#### [SOURCE PASSAGE]
* START *
For more than two years, I have been blogging about private transfer fee covenants and the group that is promoting them, Freehold Licensing. Freehold has actually attempted to patent their business strategy of creating private transfer fee covenants (a separate act that I find offensive). The group now has a new name and a new strategy, all evolving while several states and trade organizations are trying to put a stop to private transfer fee covenants.
To summarize, a private transfer fee covenant is a covenant that purports to run with the land and bind subsequent owners of property to pay a 1% fee to the original covenantor. Freehold, of course, gets to share in the fee for their assistance in setting up the covenant. To briefly recap my previous blogs, In Patently Stupid, I explained the covenant and my opinion of their attempt to patent the practice as a "business strategy." In Freehold Licensing Defends Covenants, I addressed comments posted by a representative of Freehold and the Texas legislation aimed at banning private transfer fee covenants. And in a third blog, To Touch and Concern, I hypothesized that such covenants are unenforceable under common law.
After I suggested in my blog that states should pass legislation, as they had in Texas, to ban private transfer fee covenants, four states did just that – Florida, Missouri, Kansas and Oregon. I followed up with a blog about Ohio’s pending legislation, Banning Transfer Fee Covenants in Ohio.
After the blog about Ohio’s legislation, I started to get calls from people across the country with an interest in these covenants. I was contacted by an attorney in South Carolina who was referred to me by a national underwriter that issued a bulletin stating that they would no longer insure property subject to a private transfer fee covenant. He was representing an organization of homeowners’ associations concerned about transfer fee covenants commonly used to fund their members’ associations. I responded with a blog about the importance of legitimate uses of transfer fee covenants to fund homeowners associations and not-for-profit groups that actually provide a benefit to the property and their communities, Underwriters Refuse to Insure Transfer Fee Covenants.
I was later contacted by the American Land Title Association (ALTA) which is working with the National Association of Realtors (NAR) on model legislation to assist states with banning the Freehold-type covenants. (See The American Land Title Association Opposes Private Transfer Fee Covenants).
Just last week, I was interviewed by a journalist with the Washington Post who is working on an article for consumers about private transfer fee covenants.
With all the activity centered around prohibiting private transfer fee covenants, I thought I’d see what Freehold was up to these days. I was surprised to find out that they are still quite active and even more aggressive in their marketing of private transfer fee covenants.
Freehold Licensing issued a press release a couple of weeks ago to announce the move of its corporate offices from Austin, Texas to Midtown Manhattan.
Bringing the Freehold team to the heart of the financial markets is important for the Company’s continued growth. The move will provide close proximity to major investment banks, will allow the Company to attract top talent, and further illustrates Freehold’s focus on strengthening its growing portfolio of financial instruments.
* END *
#### [EXTRACTED RECORDS]
* START *
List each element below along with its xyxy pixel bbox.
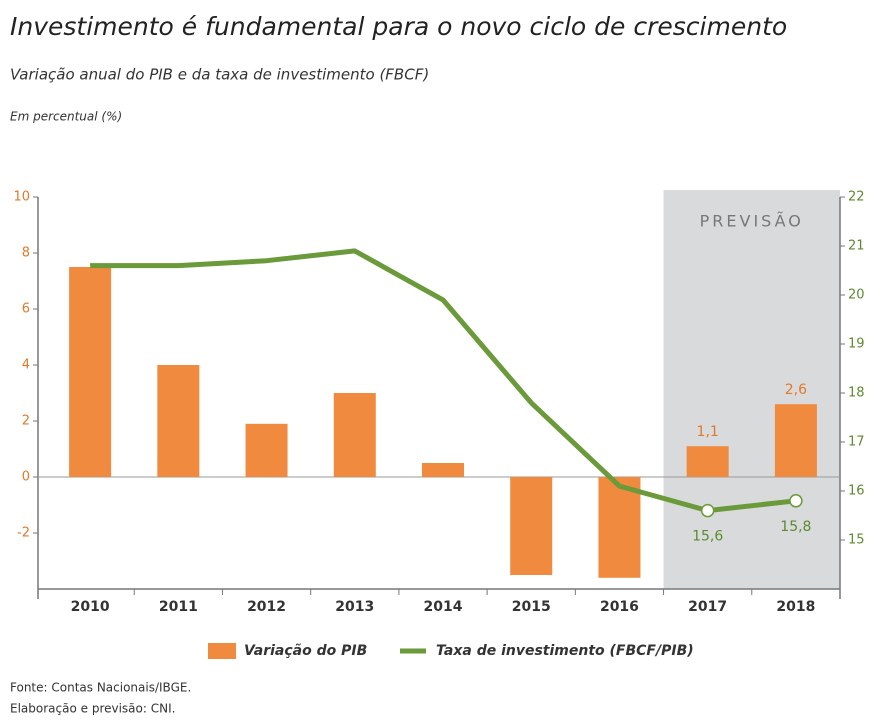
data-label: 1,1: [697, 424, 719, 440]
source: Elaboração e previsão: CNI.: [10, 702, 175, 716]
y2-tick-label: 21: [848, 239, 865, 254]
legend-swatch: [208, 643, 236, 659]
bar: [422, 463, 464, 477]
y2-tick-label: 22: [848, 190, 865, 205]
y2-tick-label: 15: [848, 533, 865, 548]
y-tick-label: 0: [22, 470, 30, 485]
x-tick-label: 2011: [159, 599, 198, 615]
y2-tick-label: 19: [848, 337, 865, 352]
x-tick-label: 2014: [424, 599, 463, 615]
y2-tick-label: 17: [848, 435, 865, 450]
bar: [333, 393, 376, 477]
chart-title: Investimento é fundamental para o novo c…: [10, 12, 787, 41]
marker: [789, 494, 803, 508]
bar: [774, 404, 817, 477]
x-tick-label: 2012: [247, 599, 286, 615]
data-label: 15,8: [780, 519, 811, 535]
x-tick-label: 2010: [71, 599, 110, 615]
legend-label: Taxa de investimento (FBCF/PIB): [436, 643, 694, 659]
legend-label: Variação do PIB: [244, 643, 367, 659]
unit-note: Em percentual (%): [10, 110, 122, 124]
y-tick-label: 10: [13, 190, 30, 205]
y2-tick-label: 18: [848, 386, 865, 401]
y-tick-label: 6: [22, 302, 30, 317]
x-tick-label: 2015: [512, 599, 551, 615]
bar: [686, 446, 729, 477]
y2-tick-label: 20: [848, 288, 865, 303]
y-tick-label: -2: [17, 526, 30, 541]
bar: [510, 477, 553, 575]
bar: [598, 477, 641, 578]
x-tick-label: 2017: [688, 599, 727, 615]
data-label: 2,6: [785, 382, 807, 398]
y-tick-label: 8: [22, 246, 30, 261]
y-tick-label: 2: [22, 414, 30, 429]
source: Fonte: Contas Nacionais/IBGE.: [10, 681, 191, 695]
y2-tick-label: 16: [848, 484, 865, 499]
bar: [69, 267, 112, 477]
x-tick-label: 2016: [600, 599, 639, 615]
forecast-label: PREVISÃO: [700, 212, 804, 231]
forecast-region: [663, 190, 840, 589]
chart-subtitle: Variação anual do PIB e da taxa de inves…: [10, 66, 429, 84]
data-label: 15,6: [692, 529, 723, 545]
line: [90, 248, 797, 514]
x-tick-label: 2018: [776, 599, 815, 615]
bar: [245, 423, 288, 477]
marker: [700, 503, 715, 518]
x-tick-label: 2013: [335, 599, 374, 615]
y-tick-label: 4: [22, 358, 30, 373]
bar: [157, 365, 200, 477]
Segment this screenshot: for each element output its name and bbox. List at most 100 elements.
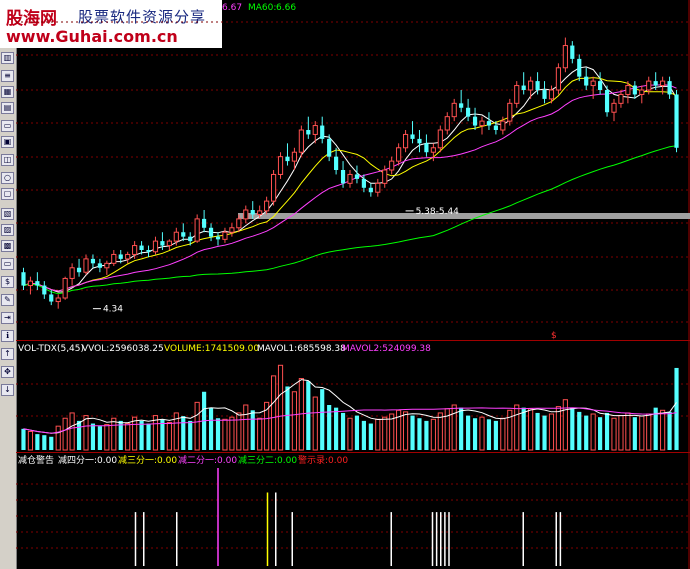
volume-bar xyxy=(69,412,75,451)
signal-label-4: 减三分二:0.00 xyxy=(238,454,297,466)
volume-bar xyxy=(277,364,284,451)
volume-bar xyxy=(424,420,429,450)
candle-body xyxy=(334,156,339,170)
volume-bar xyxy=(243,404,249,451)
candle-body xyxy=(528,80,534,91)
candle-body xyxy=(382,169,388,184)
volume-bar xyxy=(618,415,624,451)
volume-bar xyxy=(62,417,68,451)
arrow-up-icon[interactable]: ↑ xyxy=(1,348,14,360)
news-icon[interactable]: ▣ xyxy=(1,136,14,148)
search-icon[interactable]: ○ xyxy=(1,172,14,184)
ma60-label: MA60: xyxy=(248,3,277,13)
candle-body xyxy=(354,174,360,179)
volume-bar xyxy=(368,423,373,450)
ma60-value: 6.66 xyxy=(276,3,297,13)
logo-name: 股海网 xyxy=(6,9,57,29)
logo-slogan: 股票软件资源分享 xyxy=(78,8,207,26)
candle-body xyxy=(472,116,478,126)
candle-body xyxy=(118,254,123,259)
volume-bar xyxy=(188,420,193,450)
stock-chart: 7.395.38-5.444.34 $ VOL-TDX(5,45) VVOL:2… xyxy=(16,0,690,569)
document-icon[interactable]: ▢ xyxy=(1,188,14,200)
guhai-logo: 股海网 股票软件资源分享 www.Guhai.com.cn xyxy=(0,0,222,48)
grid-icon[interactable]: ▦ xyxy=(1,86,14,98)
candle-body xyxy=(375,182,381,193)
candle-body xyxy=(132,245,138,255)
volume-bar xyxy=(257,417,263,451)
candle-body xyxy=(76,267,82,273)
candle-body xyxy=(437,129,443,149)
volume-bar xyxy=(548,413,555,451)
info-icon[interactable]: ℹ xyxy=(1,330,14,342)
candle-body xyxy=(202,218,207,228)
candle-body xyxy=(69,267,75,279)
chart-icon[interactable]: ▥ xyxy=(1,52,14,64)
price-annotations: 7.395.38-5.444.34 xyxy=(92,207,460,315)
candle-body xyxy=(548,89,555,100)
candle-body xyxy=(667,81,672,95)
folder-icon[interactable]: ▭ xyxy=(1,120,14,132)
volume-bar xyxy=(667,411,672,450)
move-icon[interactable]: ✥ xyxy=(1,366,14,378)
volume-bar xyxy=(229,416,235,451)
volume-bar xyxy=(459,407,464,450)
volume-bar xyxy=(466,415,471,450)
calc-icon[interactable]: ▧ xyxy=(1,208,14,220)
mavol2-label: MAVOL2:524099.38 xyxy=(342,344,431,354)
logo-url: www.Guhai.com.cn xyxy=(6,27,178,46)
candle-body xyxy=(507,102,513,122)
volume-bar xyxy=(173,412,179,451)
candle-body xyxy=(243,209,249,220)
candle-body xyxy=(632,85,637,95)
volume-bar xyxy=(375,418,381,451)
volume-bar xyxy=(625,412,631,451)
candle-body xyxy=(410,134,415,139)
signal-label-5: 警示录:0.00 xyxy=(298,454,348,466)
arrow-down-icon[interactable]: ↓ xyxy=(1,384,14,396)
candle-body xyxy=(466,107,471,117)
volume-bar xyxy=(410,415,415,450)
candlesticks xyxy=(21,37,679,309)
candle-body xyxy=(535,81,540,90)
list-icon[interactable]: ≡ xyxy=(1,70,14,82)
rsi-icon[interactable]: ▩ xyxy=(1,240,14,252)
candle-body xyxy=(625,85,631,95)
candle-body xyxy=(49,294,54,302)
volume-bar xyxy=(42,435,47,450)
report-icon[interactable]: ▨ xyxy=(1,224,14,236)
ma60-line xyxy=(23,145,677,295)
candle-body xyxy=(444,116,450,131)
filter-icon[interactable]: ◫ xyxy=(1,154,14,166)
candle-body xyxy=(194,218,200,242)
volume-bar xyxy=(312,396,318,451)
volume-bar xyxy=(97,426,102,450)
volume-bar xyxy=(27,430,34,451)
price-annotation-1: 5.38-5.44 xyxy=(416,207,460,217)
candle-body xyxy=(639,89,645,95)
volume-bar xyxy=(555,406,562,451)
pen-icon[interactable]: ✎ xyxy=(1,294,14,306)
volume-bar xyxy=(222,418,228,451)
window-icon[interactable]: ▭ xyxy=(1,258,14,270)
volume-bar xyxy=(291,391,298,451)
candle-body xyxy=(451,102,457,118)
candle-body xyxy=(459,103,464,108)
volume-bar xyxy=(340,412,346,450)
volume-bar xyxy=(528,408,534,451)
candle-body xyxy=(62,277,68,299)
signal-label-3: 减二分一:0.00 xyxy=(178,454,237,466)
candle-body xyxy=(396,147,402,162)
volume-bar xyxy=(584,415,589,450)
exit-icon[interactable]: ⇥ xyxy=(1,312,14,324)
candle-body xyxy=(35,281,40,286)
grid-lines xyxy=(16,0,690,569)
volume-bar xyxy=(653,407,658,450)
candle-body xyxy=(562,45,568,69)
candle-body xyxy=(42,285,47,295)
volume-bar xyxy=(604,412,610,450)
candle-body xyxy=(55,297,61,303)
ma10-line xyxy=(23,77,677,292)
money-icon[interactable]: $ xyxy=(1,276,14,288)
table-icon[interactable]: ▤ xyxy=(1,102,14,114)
* END *
Reproduce the blog post on private transfer fee covenants word for word, from "With all the" up to and including "of financial instruments.". Work only from the blog post on private transfer fee covenants.

With all the activity centered around prohibiting private transfer fee covenants, I thought I’d see what Freehold was up to these days. I was surprised to find out that they are still quite active and even more aggressive in their marketing of private transfer fee covenants.
Freehold Licensing issued a press release a couple of weeks ago to announce the move of its corporate offices from Austin, Texas to Midtown Manhattan.
Bringing the Freehold team to the heart of the financial markets is important for the Company’s continued growth. The move will provide close proximity to major investment banks, will allow the Company to attract top talent, and further illustrates Freehold’s focus on strengthening its growing portfolio of financial instruments.